● **What needs to be done**
Output all lines exactly.

● **Material provided**
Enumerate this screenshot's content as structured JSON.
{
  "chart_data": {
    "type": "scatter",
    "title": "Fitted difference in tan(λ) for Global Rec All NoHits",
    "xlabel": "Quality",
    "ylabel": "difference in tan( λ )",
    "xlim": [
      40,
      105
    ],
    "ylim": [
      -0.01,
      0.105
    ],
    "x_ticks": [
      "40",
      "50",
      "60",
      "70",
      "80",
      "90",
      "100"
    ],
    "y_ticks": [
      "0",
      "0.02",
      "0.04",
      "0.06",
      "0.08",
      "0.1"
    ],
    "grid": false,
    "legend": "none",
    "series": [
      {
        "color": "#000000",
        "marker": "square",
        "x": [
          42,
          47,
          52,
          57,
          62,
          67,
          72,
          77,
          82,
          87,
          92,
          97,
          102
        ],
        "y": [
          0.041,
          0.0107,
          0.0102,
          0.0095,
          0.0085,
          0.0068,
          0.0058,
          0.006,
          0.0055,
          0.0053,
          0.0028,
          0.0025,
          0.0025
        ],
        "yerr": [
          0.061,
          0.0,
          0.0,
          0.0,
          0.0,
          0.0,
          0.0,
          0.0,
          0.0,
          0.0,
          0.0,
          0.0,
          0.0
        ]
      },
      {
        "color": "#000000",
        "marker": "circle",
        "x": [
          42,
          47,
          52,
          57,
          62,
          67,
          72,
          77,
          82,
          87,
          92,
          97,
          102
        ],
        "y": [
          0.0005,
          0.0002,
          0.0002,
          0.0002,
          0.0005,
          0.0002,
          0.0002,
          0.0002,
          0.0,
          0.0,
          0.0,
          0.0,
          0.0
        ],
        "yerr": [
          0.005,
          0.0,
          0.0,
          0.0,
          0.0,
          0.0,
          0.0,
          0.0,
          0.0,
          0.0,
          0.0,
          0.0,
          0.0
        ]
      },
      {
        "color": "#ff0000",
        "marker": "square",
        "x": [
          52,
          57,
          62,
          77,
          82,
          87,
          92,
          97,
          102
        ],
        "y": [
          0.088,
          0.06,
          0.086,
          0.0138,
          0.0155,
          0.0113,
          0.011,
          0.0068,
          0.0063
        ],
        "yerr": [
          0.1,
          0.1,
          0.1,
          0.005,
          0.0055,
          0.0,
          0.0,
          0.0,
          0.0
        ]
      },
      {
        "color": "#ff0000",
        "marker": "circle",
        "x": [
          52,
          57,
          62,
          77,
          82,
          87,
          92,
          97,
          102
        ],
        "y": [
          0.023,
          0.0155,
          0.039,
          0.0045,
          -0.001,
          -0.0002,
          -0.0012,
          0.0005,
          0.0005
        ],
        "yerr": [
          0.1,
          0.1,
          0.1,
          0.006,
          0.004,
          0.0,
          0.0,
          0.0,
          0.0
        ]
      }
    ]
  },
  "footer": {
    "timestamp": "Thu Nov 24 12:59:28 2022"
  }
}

● **Output below**
Enumerate this screenshot's content as structured JSON.
{
  "chart_data": {
    "type": "scatter",
    "title": "Fitted difference in tan(λ) for Global Rec All NoHits",
    "xlabel": "Quality",
    "ylabel": "difference in tan( λ )",
    "xlim": [
      40,
      105
    ],
    "ylim": [
      -0.01,
      0.105
    ],
    "x_ticks": [
      "40",
      "50",
      "60",
      "70",
      "80",
      "90",
      "100"
    ],
    "y_ticks": [
      "0",
      "0.02",
      "0.04",
      "0.06",
      "0.08",
      "0.1"
    ],
    "grid": false,
    "legend": "none",
    "series": [
      {
        "color": "#000000",
        "marker": "square",
        "x": [
          42,
          47,
          52,
          57,
          62,
          67,
          72,
          77,
          82,
          87,
          92,
          97,
          102
        ],
        "y": [
          0.041,
          0.0107,
          0.0102,
          0.0095,
          0.0085,
          0.0068,
          0.0058,
          0.006,
          0.0055,
          0.0053,
          0.0028,
          0.0025,
          0.0025
        ],
        "yerr": [
          0.061,
          0.0,
          0.0,
          0.0,
          0.0,
          0.0,
          0.0,
          0.0,
          0.0,
          0.0,
          0.0,
          0.0,
          0.0
        ]
      },
      {
        "color": "#000000",
        "marker": "circle",
        "x": [
          42,
          47,
          52,
          57,
          62,
          67,
          72,
          77,
          82,
          87,
          92,
          97,
          102
        ],
        "y": [
          0.0005,
          0.0002,
          0.0002,
          0.0002,
          0.0005,
          0.0002,
          0.0002,
          0.0002,
          0.0,
          0.0,
          0.0,
          0.0,
          0.0
        ],
        "yerr": [
          0.005,
          0.0,
          0.0,
          0.0,
          0.0,
          0.0,
          0.0,
          0.0,
          0.0,
          0.0,
          0.0,
          0.0,
          0.0
        ]
      },
      {
        "color": "#ff0000",
        "marker": "square",
        "x": [
          52,
          57,
          62,
          77,
          82,
          87,
          92,
          97,
          102
        ],
        "y": [
          0.088,
          0.06,
          0.086,
          0.0138,
          0.0155,
          0.0113,
          0.011,
          0.0068,
          0.0063
        ],
        "yerr": [
          0.1,
          0.1,
          0.1,
          0.005,
          0.0055,
          0.0,
          0.0,
          0.0,
          0.0
        ]
      },
      {
        "color": "#ff0000",
        "marker": "circle",
        "x": [
          52,
          57,
          62,
          77,
          82,
          87,
          92,
          97,
          102
        ],
        "y": [
          0.023,
          0.0155,
          0.039,
          0.0045,
          -0.001,
          -0.0002,
          -0.0012,
          0.0005,
          0.0005
        ],
        "yerr": [
          0.1,
          0.1,
          0.1,
          0.006,
          0.004,
          0.0,
          0.0,
          0.0,
          0.0
        ]
      }
    ]
  },
  "footer": {
    "timestamp": "Thu Nov 24 12:59:28 2022"
  }
}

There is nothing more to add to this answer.